**THE EXERCISE:**
Go through the entries below and print each one exactly, leaving out pictures.

**ITEMS:**
○ ○ ○ ○

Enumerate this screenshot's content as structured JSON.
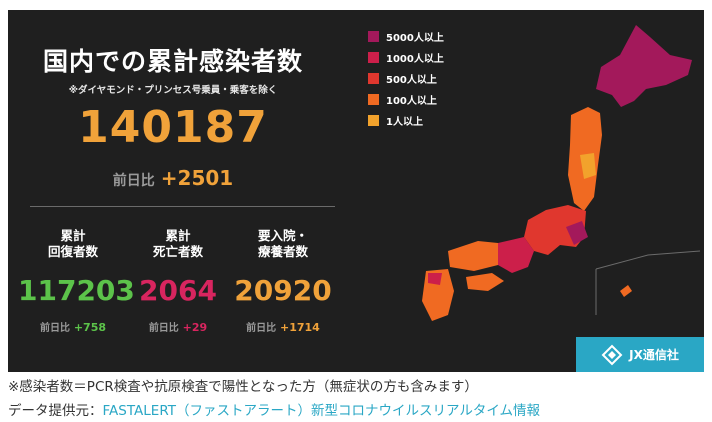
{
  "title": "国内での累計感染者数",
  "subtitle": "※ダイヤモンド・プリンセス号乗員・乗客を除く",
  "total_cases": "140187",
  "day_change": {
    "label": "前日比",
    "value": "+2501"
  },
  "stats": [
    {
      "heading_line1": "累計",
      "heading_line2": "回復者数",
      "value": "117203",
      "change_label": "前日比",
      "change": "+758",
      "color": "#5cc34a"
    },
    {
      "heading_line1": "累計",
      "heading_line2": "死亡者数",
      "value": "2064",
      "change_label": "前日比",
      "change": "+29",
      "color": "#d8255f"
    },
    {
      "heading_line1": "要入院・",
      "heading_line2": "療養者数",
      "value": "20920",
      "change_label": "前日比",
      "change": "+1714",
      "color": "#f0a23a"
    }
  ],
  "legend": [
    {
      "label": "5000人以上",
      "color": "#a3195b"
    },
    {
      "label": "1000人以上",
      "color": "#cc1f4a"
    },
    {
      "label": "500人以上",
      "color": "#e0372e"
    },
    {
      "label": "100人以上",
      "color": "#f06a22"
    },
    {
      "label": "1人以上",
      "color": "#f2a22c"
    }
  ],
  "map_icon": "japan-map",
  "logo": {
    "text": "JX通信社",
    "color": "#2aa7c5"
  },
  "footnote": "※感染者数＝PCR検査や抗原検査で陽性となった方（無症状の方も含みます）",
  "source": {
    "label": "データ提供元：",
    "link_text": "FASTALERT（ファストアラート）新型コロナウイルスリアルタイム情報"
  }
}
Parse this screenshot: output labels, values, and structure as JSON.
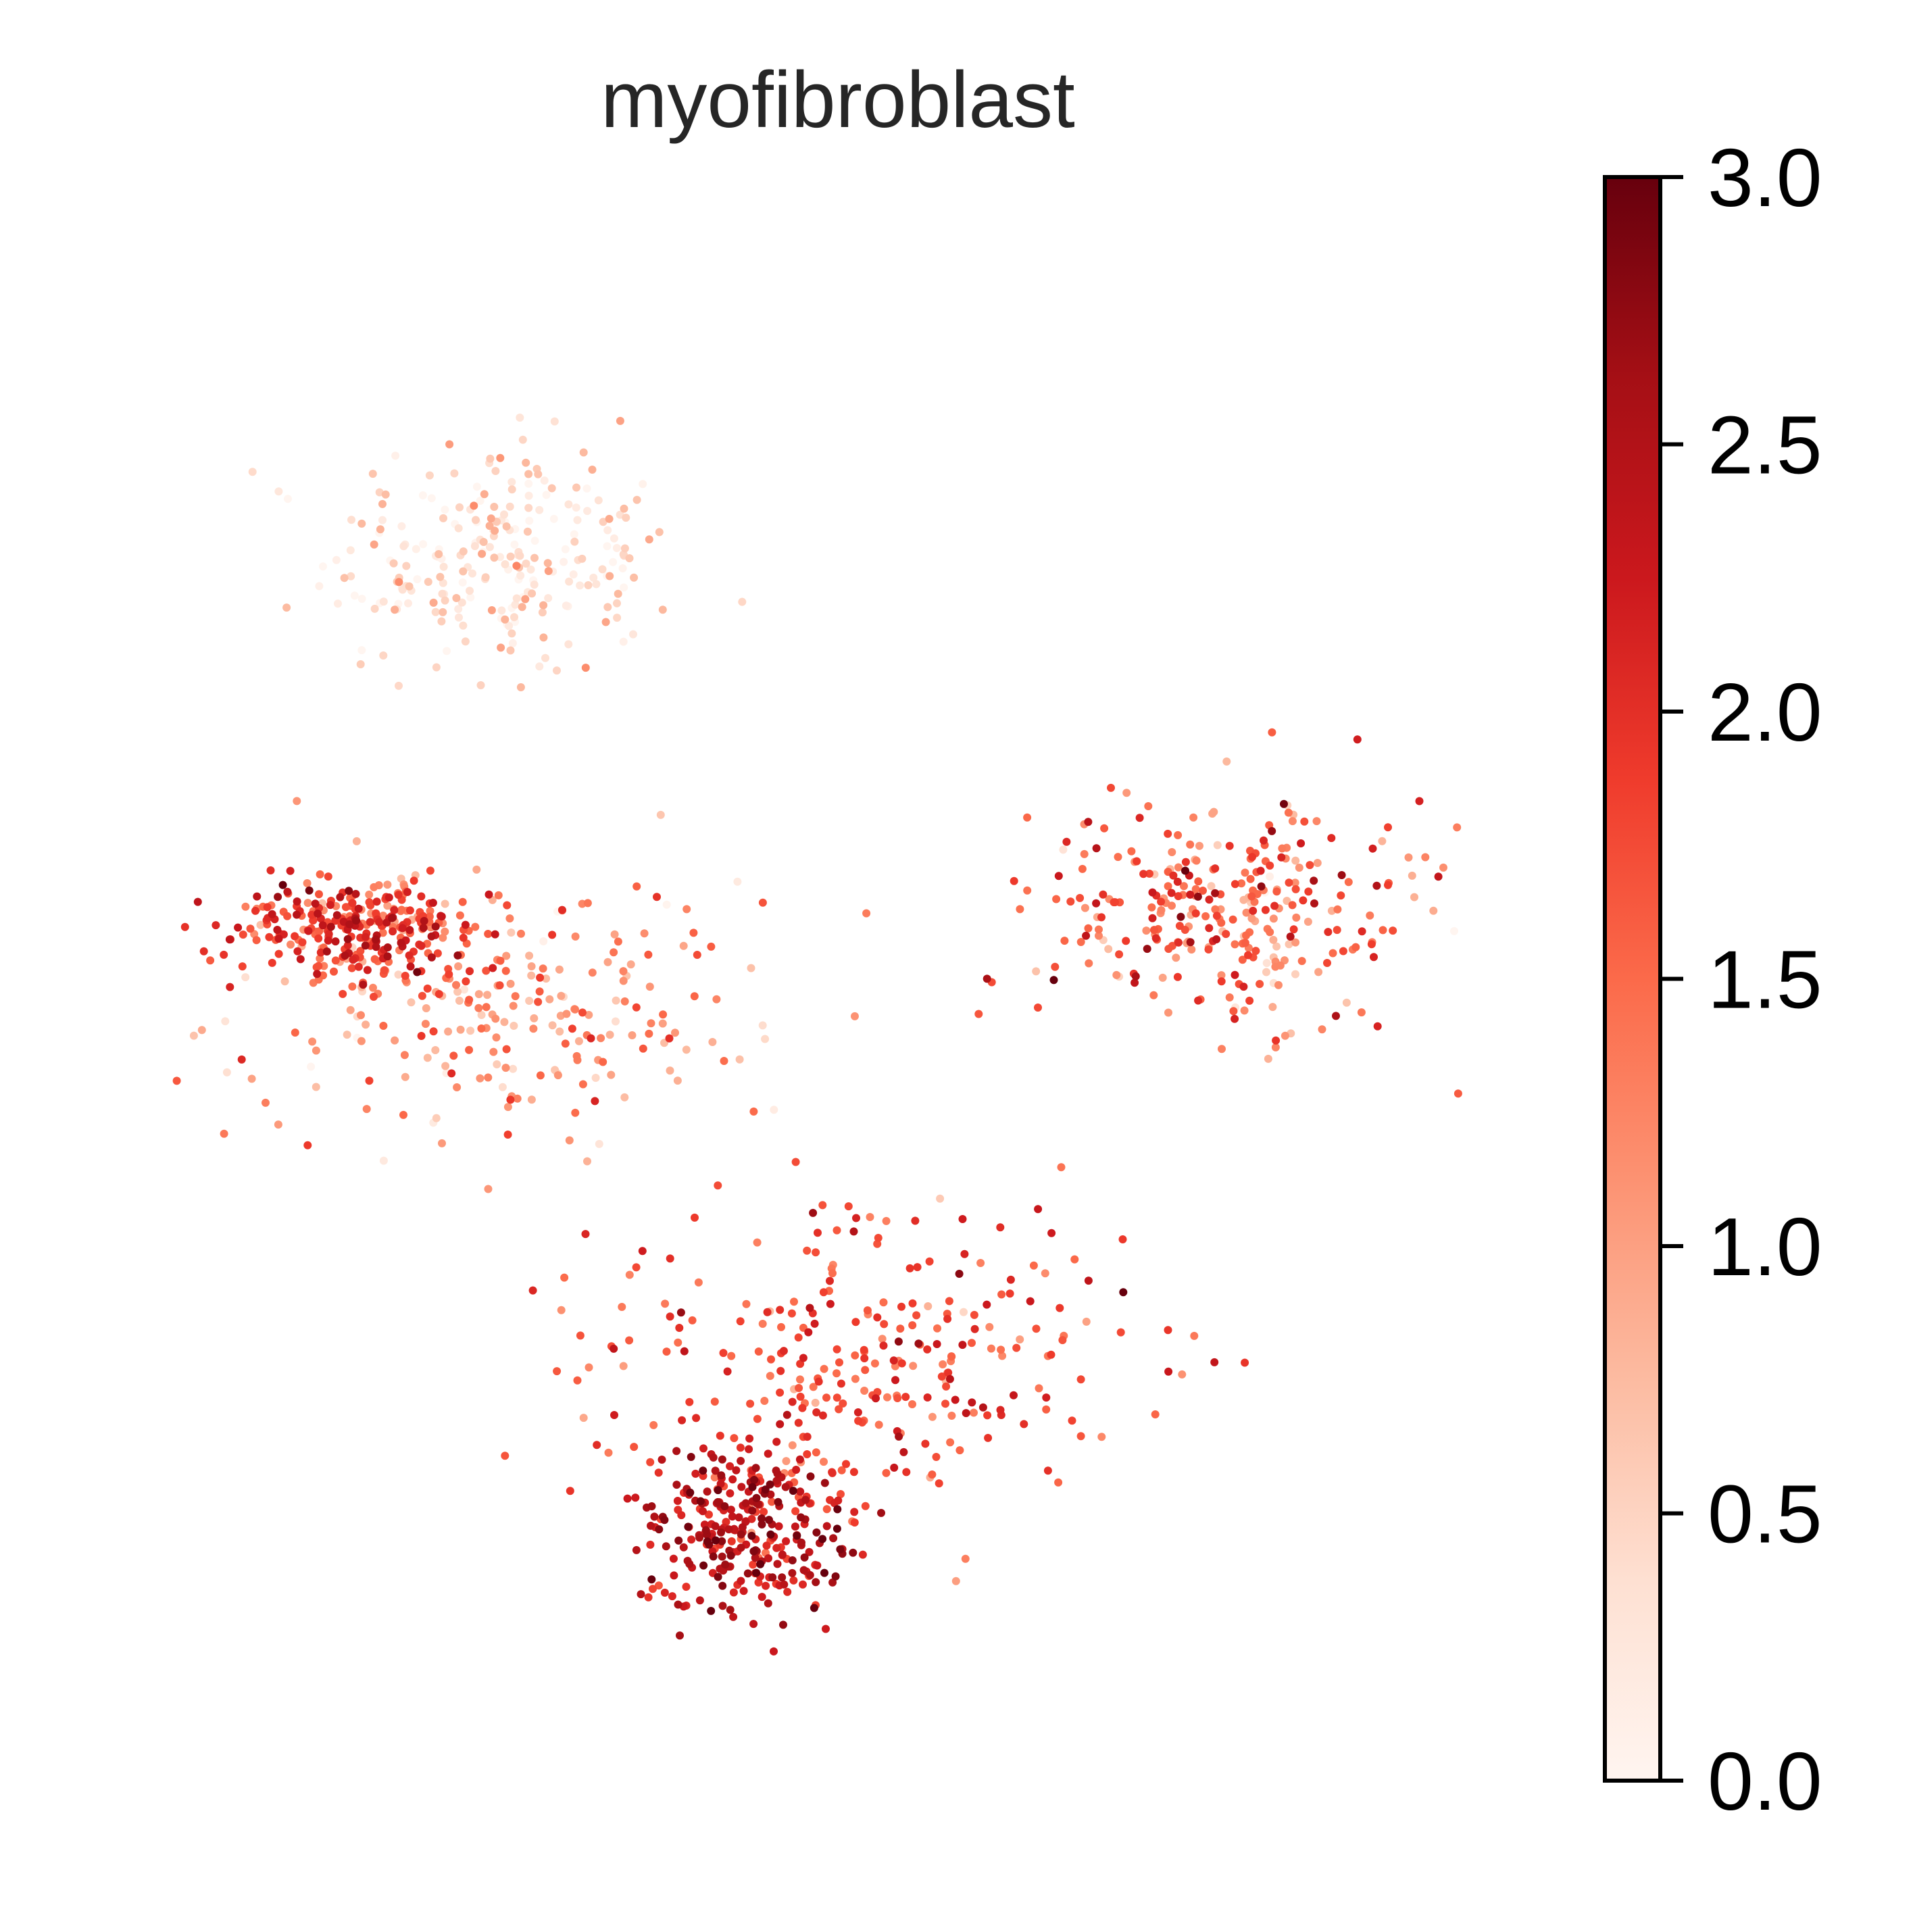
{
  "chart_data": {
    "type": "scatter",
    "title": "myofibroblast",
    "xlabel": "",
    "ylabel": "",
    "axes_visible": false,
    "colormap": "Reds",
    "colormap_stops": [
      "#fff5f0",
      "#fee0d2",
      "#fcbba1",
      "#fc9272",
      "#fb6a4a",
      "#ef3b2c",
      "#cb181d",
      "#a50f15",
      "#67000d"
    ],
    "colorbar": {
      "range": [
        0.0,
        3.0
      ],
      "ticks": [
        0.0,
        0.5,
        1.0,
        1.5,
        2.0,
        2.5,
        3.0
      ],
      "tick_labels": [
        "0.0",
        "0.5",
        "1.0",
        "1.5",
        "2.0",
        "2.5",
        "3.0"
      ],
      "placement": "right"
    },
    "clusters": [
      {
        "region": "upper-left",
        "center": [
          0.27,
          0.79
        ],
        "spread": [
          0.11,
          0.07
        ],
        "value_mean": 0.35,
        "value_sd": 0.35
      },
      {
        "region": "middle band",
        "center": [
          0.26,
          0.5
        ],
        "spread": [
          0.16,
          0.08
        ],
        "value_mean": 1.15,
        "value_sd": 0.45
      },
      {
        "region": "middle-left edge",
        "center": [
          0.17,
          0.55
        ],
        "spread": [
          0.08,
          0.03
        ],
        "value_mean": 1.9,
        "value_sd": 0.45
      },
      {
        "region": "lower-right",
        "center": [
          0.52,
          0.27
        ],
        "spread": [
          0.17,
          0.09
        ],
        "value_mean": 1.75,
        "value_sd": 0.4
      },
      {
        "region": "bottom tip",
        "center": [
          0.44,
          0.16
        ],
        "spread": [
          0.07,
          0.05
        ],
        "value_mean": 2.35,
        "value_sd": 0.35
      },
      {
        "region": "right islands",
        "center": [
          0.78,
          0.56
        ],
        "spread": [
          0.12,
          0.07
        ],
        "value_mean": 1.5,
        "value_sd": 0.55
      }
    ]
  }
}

○ ○ ○ ○

**TASK OUTPUT:**
Enumerate this screenshot's content as structured JSON.
{
  "title": "国内での累計感染者数",
  "subtitle": "※ダイヤモンド・プリンセス号乗員・乗客を除く",
  "total_cases": "140187",
  "day_change": {
    "label": "前日比",
    "value": "+2501"
  },
  "stats": [
    {
      "heading_line1": "累計",
      "heading_line2": "回復者数",
      "value": "117203",
      "change_label": "前日比",
      "change": "+758",
      "color": "#5cc34a"
    },
    {
      "heading_line1": "累計",
      "heading_line2": "死亡者数",
      "value": "2064",
      "change_label": "前日比",
      "change": "+29",
      "color": "#d8255f"
    },
    {
      "heading_line1": "要入院・",
      "heading_line2": "療養者数",
      "value": "20920",
      "change_label": "前日比",
      "change": "+1714",
      "color": "#f0a23a"
    }
  ],
  "legend": [
    {
      "label": "5000人以上",
      "color": "#a3195b"
    },
    {
      "label": "1000人以上",
      "color": "#cc1f4a"
    },
    {
      "label": "500人以上",
      "color": "#e0372e"
    },
    {
      "label": "100人以上",
      "color": "#f06a22"
    },
    {
      "label": "1人以上",
      "color": "#f2a22c"
    }
  ],
  "map_icon": "japan-map",
  "logo": {
    "text": "JX通信社",
    "color": "#2aa7c5"
  },
  "footnote": "※感染者数＝PCR検査や抗原検査で陽性となった方（無症状の方も含みます）",
  "source": {
    "label": "データ提供元：",
    "link_text": "FASTALERT（ファストアラート）新型コロナウイルスリアルタイム情報"
  }
}
Parse this screenshot: output labels, values, and structure as JSON.
{
  "chart_data": {
    "type": "scatter",
    "title": "myofibroblast",
    "xlabel": "",
    "ylabel": "",
    "axes_visible": false,
    "colormap": "Reds",
    "colormap_stops": [
      "#fff5f0",
      "#fee0d2",
      "#fcbba1",
      "#fc9272",
      "#fb6a4a",
      "#ef3b2c",
      "#cb181d",
      "#a50f15",
      "#67000d"
    ],
    "colorbar": {
      "range": [
        0.0,
        3.0
      ],
      "ticks": [
        0.0,
        0.5,
        1.0,
        1.5,
        2.0,
        2.5,
        3.0
      ],
      "tick_labels": [
        "0.0",
        "0.5",
        "1.0",
        "1.5",
        "2.0",
        "2.5",
        "3.0"
      ],
      "placement": "right"
    },
    "clusters": [
      {
        "region": "upper-left",
        "center": [
          0.27,
          0.79
        ],
        "spread": [
          0.11,
          0.07
        ],
        "value_mean": 0.35,
        "value_sd": 0.35
      },
      {
        "region": "middle band",
        "center": [
          0.26,
          0.5
        ],
        "spread": [
          0.16,
          0.08
        ],
        "value_mean": 1.15,
        "value_sd": 0.45
      },
      {
        "region": "middle-left edge",
        "center": [
          0.17,
          0.55
        ],
        "spread": [
          0.08,
          0.03
        ],
        "value_mean": 1.9,
        "value_sd": 0.45
      },
      {
        "region": "lower-right",
        "center": [
          0.52,
          0.27
        ],
        "spread": [
          0.17,
          0.09
        ],
        "value_mean": 1.75,
        "value_sd": 0.4
      },
      {
        "region": "bottom tip",
        "center": [
          0.44,
          0.16
        ],
        "spread": [
          0.07,
          0.05
        ],
        "value_mean": 2.35,
        "value_sd": 0.35
      },
      {
        "region": "right islands",
        "center": [
          0.78,
          0.56
        ],
        "spread": [
          0.12,
          0.07
        ],
        "value_mean": 1.5,
        "value_sd": 0.55
      }
    ]
  }
}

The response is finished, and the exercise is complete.